Data extracted from a collection
= = = =

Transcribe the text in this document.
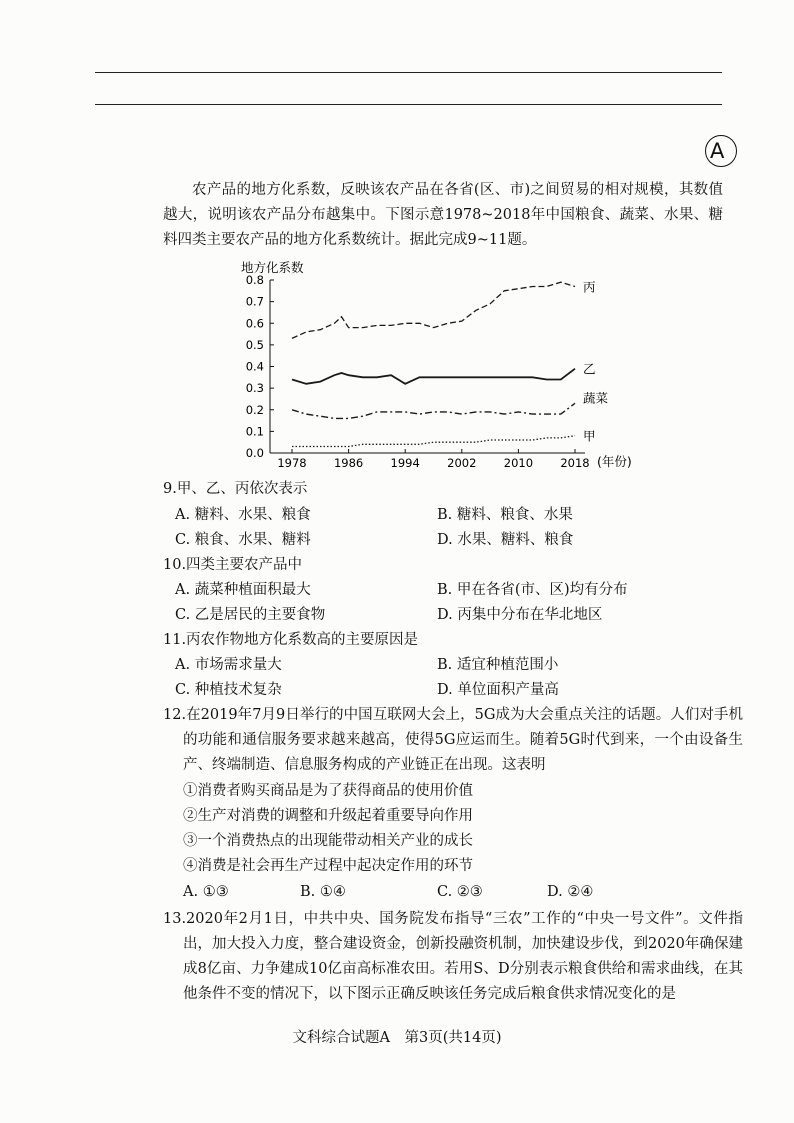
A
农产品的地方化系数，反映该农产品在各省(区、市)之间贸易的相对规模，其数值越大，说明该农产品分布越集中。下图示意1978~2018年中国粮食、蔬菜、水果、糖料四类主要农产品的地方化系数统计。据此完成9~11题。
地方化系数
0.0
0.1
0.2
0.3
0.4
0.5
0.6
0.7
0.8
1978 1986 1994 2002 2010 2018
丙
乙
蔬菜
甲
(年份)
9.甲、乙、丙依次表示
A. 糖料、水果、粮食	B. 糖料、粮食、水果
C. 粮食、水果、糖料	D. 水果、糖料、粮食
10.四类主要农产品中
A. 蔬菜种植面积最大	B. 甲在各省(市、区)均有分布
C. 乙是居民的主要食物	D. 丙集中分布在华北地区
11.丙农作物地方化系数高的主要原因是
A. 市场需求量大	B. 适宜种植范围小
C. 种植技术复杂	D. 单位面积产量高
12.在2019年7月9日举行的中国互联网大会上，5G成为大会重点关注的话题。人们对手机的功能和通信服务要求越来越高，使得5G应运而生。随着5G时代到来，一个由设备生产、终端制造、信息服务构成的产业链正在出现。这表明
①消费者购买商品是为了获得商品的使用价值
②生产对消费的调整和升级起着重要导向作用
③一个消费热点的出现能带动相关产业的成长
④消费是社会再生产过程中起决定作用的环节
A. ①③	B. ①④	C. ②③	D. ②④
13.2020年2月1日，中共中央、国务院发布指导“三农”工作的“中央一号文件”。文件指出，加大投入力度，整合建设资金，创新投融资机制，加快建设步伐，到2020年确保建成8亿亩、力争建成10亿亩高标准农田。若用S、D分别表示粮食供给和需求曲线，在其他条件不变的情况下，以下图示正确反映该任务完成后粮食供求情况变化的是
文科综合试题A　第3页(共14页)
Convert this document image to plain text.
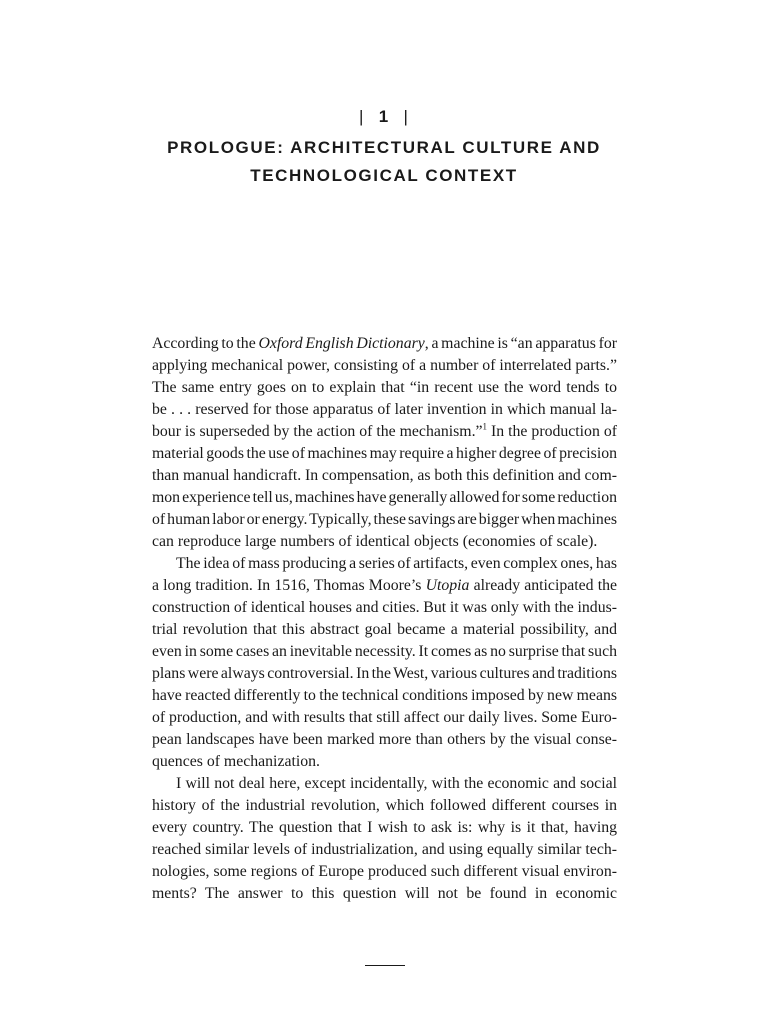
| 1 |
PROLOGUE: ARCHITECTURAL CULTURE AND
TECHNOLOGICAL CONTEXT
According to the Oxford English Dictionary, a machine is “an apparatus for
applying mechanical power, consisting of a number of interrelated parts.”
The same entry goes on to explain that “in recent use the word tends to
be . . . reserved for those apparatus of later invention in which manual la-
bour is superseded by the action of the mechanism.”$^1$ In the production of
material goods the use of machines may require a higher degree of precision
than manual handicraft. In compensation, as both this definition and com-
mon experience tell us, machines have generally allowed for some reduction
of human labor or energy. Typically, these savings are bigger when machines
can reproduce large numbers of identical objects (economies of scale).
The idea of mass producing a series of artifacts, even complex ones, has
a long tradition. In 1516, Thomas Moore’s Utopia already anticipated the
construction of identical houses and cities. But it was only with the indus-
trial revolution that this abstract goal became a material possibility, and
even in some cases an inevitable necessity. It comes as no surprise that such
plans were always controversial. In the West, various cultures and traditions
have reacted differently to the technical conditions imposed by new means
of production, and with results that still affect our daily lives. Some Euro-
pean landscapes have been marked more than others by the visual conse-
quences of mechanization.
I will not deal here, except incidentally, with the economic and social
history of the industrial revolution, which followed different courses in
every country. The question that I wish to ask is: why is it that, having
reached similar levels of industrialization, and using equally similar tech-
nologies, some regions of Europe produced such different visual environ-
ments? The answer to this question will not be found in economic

= = = =

# [TASK DIRECTIONS]
Copy all lines above containing the string "production".

# [RESPONSE FOR THIS EXERCISE]
bour is superseded by the action of the mechanism.”$^1$ In the production of
of production, and with results that still affect our daily lives. Some Euro-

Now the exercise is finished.